Extracted records:
★ ★ ★ ★ ★

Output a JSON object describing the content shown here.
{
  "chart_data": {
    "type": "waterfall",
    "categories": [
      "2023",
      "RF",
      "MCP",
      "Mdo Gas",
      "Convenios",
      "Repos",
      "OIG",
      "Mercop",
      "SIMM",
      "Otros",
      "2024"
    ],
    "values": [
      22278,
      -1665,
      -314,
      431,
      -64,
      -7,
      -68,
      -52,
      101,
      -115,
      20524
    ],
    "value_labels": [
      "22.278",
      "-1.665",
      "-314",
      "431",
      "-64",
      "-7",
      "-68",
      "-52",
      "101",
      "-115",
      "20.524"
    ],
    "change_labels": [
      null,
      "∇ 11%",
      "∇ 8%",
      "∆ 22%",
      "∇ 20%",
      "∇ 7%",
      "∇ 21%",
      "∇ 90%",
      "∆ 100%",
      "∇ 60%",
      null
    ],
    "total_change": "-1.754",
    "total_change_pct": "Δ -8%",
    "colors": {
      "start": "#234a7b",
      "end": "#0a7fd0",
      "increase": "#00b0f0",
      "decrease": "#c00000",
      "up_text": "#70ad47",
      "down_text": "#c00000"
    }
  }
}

★ ★ ★ ★ ★

_WHAT YOU WILL DO_. Reproduce each line of the material above precisely.

_SOLVED EXERCISE_.
Output a JSON object describing the content shown here.
{
  "chart_data": {
    "type": "waterfall",
    "categories": [
      "2023",
      "RF",
      "MCP",
      "Mdo Gas",
      "Convenios",
      "Repos",
      "OIG",
      "Mercop",
      "SIMM",
      "Otros",
      "2024"
    ],
    "values": [
      22278,
      -1665,
      -314,
      431,
      -64,
      -7,
      -68,
      -52,
      101,
      -115,
      20524
    ],
    "value_labels": [
      "22.278",
      "-1.665",
      "-314",
      "431",
      "-64",
      "-7",
      "-68",
      "-52",
      "101",
      "-115",
      "20.524"
    ],
    "change_labels": [
      null,
      "∇ 11%",
      "∇ 8%",
      "∆ 22%",
      "∇ 20%",
      "∇ 7%",
      "∇ 21%",
      "∇ 90%",
      "∆ 100%",
      "∇ 60%",
      null
    ],
    "total_change": "-1.754",
    "total_change_pct": "Δ -8%",
    "colors": {
      "start": "#234a7b",
      "end": "#0a7fd0",
      "increase": "#00b0f0",
      "decrease": "#c00000",
      "up_text": "#70ad47",
      "down_text": "#c00000"
    }
  }
}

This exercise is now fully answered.